- Given data -
- - -
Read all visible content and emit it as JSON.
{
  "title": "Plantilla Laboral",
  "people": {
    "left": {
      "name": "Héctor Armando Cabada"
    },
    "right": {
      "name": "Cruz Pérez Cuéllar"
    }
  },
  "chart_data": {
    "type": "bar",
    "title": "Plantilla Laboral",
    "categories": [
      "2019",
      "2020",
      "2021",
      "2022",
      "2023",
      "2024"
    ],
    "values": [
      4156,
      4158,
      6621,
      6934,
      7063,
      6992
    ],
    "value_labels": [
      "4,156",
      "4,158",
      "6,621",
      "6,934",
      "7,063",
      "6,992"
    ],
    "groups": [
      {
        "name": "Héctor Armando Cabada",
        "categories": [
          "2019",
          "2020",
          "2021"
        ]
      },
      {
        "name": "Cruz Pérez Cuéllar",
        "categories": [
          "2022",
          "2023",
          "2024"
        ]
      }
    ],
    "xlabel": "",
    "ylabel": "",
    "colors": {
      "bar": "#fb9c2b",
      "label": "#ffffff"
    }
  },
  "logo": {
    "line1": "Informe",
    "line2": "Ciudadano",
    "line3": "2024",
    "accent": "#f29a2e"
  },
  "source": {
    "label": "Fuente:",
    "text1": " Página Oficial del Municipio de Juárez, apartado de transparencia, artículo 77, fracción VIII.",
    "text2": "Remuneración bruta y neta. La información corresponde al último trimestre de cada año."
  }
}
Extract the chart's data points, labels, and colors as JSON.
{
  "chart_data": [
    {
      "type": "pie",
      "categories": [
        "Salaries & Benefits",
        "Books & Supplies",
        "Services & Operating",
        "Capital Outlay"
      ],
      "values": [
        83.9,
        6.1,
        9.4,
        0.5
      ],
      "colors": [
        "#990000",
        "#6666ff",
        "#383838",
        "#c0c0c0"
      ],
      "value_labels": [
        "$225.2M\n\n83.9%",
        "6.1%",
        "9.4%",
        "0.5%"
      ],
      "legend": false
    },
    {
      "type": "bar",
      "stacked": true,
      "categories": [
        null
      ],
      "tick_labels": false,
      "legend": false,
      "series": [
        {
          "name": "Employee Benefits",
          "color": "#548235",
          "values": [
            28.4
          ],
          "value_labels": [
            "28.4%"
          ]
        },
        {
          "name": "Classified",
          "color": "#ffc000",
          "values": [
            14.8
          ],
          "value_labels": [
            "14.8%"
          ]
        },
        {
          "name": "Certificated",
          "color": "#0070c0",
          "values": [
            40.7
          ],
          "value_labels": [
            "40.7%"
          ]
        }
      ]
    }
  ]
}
- - -
- What to produce -
Transcribe the material above word for word.

- Answer to the problem -
Read all visible content and emit it as JSON.
{
  "title": "Plantilla Laboral",
  "people": {
    "left": {
      "name": "Héctor Armando Cabada"
    },
    "right": {
      "name": "Cruz Pérez Cuéllar"
    }
  },
  "chart_data": {
    "type": "bar",
    "title": "Plantilla Laboral",
    "categories": [
      "2019",
      "2020",
      "2021",
      "2022",
      "2023",
      "2024"
    ],
    "values": [
      4156,
      4158,
      6621,
      6934,
      7063,
      6992
    ],
    "value_labels": [
      "4,156",
      "4,158",
      "6,621",
      "6,934",
      "7,063",
      "6,992"
    ],
    "groups": [
      {
        "name": "Héctor Armando Cabada",
        "categories": [
          "2019",
          "2020",
          "2021"
        ]
      },
      {
        "name": "Cruz Pérez Cuéllar",
        "categories": [
          "2022",
          "2023",
          "2024"
        ]
      }
    ],
    "xlabel": "",
    "ylabel": "",
    "colors": {
      "bar": "#fb9c2b",
      "label": "#ffffff"
    }
  },
  "logo": {
    "line1": "Informe",
    "line2": "Ciudadano",
    "line3": "2024",
    "accent": "#f29a2e"
  },
  "source": {
    "label": "Fuente:",
    "text1": " Página Oficial del Municipio de Juárez, apartado de transparencia, artículo 77, fracción VIII.",
    "text2": "Remuneración bruta y neta. La información corresponde al último trimestre de cada año."
  }
}
Extract the chart's data points, labels, and colors as JSON.
{
  "chart_data": [
    {
      "type": "pie",
      "categories": [
        "Salaries & Benefits",
        "Books & Supplies",
        "Services & Operating",
        "Capital Outlay"
      ],
      "values": [
        83.9,
        6.1,
        9.4,
        0.5
      ],
      "colors": [
        "#990000",
        "#6666ff",
        "#383838",
        "#c0c0c0"
      ],
      "value_labels": [
        "$225.2M\n\n83.9%",
        "6.1%",
        "9.4%",
        "0.5%"
      ],
      "legend": false
    },
    {
      "type": "bar",
      "stacked": true,
      "categories": [
        null
      ],
      "tick_labels": false,
      "legend": false,
      "series": [
        {
          "name": "Employee Benefits",
          "color": "#548235",
          "values": [
            28.4
          ],
          "value_labels": [
            "28.4%"
          ]
        },
        {
          "name": "Classified",
          "color": "#ffc000",
          "values": [
            14.8
          ],
          "value_labels": [
            "14.8%"
          ]
        },
        {
          "name": "Certificated",
          "color": "#0070c0",
          "values": [
            40.7
          ],
          "value_labels": [
            "40.7%"
          ]
        }
      ]
    }
  ]
}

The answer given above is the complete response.